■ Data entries
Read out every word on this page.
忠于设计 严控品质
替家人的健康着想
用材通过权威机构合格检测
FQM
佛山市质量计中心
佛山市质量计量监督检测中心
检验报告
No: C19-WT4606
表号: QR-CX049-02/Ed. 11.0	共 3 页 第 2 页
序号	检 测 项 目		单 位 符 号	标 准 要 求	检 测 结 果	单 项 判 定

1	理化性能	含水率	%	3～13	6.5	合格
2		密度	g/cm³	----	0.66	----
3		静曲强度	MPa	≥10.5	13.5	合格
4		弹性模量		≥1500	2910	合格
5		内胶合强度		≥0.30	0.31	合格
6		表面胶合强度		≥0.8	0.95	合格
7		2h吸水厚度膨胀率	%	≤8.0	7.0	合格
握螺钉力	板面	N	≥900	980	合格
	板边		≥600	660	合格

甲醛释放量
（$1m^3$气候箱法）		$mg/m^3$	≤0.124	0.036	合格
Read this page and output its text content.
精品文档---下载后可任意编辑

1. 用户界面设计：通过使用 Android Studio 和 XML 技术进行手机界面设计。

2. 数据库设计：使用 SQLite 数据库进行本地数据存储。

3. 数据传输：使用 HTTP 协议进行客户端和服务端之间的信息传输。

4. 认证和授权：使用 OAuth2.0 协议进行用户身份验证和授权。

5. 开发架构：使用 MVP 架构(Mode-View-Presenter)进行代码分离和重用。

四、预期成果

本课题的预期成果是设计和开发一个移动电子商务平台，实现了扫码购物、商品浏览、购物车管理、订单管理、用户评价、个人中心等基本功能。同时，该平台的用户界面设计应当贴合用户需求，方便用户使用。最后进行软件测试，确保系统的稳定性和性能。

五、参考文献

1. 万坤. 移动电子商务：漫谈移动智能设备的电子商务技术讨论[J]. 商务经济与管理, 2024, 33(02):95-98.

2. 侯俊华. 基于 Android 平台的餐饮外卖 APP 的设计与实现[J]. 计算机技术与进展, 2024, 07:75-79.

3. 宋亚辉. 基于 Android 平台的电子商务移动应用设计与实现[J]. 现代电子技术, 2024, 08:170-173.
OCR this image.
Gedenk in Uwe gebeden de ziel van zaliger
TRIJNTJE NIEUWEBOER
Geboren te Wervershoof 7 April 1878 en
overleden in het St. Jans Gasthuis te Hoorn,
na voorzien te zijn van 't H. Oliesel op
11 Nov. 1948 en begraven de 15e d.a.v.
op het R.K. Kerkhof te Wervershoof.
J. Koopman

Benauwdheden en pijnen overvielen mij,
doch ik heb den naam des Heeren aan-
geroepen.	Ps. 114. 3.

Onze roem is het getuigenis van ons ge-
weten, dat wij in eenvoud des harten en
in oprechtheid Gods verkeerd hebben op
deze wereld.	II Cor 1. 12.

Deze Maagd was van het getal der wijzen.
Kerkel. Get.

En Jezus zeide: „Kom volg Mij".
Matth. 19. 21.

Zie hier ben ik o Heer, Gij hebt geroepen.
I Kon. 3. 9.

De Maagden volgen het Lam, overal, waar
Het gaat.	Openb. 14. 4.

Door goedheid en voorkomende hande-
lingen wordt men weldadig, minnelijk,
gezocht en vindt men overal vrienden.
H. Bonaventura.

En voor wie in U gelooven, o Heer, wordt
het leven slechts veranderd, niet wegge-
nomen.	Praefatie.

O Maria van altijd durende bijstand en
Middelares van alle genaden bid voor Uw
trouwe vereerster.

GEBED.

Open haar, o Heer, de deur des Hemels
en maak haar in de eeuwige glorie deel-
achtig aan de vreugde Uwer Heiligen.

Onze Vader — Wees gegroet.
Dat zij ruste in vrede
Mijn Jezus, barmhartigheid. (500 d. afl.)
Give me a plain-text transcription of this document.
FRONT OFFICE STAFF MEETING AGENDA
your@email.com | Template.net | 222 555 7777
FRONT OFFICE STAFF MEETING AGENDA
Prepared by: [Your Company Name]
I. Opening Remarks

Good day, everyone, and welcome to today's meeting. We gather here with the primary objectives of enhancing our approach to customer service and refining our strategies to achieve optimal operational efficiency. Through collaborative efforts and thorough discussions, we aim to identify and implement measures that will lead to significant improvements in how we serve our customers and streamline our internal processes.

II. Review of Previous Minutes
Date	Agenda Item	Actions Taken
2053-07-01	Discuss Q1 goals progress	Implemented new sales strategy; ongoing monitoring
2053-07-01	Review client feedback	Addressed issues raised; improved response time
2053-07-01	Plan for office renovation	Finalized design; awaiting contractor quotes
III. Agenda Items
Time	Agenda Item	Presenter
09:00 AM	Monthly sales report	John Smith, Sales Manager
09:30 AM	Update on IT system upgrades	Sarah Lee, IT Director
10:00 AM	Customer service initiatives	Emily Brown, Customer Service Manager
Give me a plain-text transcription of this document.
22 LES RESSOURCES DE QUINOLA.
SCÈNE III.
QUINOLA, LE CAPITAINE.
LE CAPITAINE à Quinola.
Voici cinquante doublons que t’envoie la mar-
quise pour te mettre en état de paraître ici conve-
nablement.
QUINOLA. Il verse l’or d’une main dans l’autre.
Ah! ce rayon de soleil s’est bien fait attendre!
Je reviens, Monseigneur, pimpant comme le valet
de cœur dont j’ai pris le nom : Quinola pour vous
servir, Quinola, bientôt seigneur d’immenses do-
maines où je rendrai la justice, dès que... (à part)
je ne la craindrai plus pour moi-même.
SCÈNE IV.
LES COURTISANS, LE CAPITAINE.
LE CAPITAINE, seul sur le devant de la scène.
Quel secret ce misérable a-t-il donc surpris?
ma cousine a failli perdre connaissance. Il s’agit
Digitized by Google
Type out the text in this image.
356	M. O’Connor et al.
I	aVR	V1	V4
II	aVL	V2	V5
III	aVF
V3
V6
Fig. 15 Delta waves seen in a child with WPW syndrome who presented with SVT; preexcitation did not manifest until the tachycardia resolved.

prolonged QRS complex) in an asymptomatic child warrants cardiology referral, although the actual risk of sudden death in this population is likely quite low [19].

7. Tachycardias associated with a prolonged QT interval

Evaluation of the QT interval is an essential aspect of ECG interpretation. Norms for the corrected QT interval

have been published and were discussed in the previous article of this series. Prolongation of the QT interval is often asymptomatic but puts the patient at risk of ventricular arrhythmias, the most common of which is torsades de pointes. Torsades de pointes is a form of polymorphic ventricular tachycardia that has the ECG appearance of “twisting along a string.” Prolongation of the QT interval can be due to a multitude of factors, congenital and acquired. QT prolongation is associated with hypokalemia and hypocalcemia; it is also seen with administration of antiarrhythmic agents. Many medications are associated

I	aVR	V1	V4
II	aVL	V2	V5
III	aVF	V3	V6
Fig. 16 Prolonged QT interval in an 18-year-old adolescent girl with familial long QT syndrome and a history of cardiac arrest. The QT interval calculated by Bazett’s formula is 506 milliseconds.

■ THE TASK
Look through the data above. Find each line with the string "Wervershoof" and copy it.

■ COMPLETE OUTPUT
Geboren te Wervershoof 7 April 1878 en
op het R.K. Kerkhof te Wervershoof.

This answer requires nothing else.